--- start ---
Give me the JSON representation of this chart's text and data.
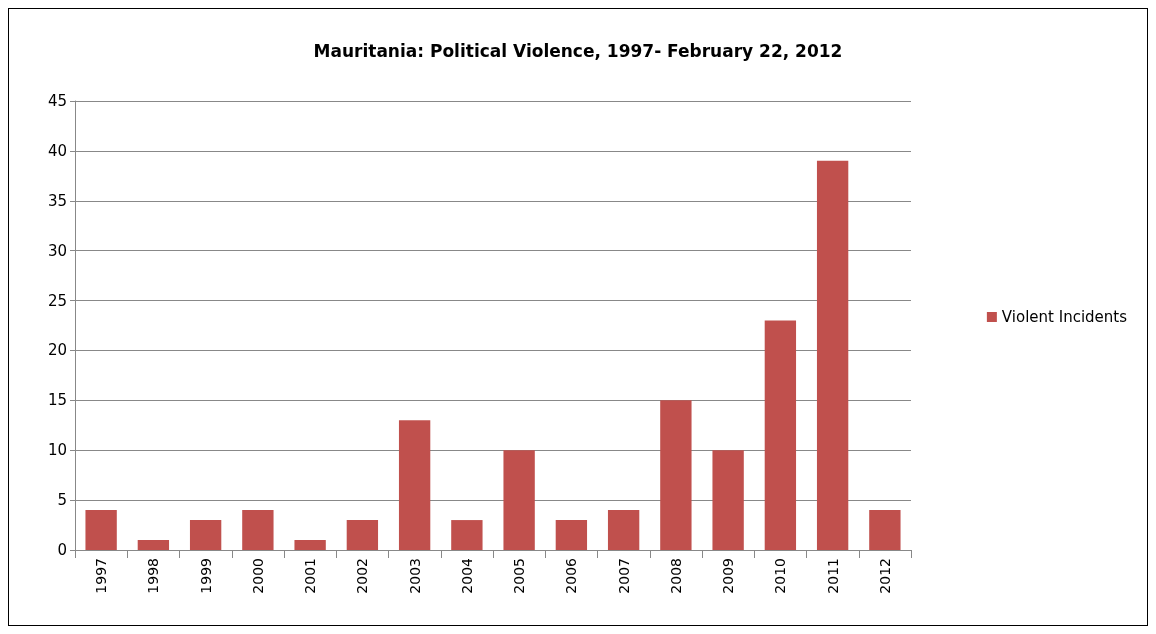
{
  "chart_data": {
    "type": "bar",
    "title": "Mauritania: Political Violence, 1997- February 22, 2012",
    "categories": [
      "1997",
      "1998",
      "1999",
      "2000",
      "2001",
      "2002",
      "2003",
      "2004",
      "2005",
      "2006",
      "2007",
      "2008",
      "2009",
      "2010",
      "2011",
      "2012"
    ],
    "series": [
      {
        "name": "Violent Incidents",
        "color": "#c0504d",
        "values": [
          4,
          1,
          3,
          4,
          1,
          3,
          13,
          3,
          10,
          3,
          4,
          15,
          10,
          23,
          39,
          4
        ]
      }
    ],
    "ylim": [
      0,
      45
    ],
    "yticks": [
      0,
      5,
      10,
      15,
      20,
      25,
      30,
      35,
      40,
      45
    ],
    "grid": "y",
    "legend": "right"
  }
}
--- end ---
Repeat each line of the records above exactly, but do not copy the pictures.

Give me the JSON representation of this chart's text and data.
{
  "chart_data": {
    "type": "bar",
    "title": "Mauritania: Political Violence, 1997- February 22, 2012",
    "categories": [
      "1997",
      "1998",
      "1999",
      "2000",
      "2001",
      "2002",
      "2003",
      "2004",
      "2005",
      "2006",
      "2007",
      "2008",
      "2009",
      "2010",
      "2011",
      "2012"
    ],
    "series": [
      {
        "name": "Violent Incidents",
        "color": "#c0504d",
        "values": [
          4,
          1,
          3,
          4,
          1,
          3,
          13,
          3,
          10,
          3,
          4,
          15,
          10,
          23,
          39,
          4
        ]
      }
    ],
    "ylim": [
      0,
      45
    ],
    "yticks": [
      0,
      5,
      10,
      15,
      20,
      25,
      30,
      35,
      40,
      45
    ],
    "grid": "y",
    "legend": "right"
  }
}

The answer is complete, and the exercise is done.